> Direction
Filter the lines below, copying only those with the string "Position".

> Listed entries
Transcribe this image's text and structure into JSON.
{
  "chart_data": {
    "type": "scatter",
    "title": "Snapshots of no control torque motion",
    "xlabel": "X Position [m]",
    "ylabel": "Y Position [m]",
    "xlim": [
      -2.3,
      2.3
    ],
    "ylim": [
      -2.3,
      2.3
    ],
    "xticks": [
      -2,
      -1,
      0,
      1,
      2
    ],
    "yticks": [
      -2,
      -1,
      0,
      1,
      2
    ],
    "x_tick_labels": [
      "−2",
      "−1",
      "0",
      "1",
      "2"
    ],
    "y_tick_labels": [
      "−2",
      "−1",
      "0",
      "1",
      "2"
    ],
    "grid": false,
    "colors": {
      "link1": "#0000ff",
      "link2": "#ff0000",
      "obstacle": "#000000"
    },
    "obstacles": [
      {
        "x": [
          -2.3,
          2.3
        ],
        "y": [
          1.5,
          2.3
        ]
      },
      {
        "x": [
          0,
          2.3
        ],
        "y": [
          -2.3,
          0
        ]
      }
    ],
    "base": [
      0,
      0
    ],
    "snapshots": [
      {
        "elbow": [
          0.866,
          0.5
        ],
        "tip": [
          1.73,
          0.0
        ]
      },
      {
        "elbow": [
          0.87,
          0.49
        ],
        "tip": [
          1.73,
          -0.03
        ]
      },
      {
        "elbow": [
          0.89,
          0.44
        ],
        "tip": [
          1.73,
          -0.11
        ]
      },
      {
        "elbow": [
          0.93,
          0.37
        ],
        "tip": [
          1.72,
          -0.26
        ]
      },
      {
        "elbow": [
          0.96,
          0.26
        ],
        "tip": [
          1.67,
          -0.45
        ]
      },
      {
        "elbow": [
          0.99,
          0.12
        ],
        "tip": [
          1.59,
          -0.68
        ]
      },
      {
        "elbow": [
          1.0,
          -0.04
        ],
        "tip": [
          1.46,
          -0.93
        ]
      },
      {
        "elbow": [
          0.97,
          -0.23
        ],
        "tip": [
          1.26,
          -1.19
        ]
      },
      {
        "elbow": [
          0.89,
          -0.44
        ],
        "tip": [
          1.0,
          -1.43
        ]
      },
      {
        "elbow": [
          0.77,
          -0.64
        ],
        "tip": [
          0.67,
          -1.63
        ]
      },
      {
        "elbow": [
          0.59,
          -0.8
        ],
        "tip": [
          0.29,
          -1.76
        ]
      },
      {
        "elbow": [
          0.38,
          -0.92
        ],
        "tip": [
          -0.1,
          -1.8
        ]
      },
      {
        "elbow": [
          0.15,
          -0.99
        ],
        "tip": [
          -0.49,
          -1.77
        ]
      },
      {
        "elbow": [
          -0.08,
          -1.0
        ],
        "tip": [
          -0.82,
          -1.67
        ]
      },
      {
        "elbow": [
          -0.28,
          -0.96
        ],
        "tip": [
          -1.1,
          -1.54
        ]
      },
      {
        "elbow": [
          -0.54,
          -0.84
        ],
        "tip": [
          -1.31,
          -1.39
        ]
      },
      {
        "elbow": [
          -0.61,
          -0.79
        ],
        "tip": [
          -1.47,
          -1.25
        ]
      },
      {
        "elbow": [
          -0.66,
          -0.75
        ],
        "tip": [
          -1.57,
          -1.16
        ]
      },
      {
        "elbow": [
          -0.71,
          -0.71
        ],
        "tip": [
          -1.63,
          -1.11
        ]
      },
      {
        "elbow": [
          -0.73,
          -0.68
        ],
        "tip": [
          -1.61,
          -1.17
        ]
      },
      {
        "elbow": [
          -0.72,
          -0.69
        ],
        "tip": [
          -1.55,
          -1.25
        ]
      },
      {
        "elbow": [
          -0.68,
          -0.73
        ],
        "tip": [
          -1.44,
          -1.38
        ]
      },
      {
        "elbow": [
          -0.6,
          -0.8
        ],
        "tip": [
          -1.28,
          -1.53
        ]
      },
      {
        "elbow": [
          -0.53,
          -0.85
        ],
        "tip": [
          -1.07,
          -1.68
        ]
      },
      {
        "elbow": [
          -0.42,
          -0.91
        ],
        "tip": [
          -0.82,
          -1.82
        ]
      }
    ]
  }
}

> Written solution
    "xlabel": "X Position [m]",
    "ylabel": "Y Position [m]",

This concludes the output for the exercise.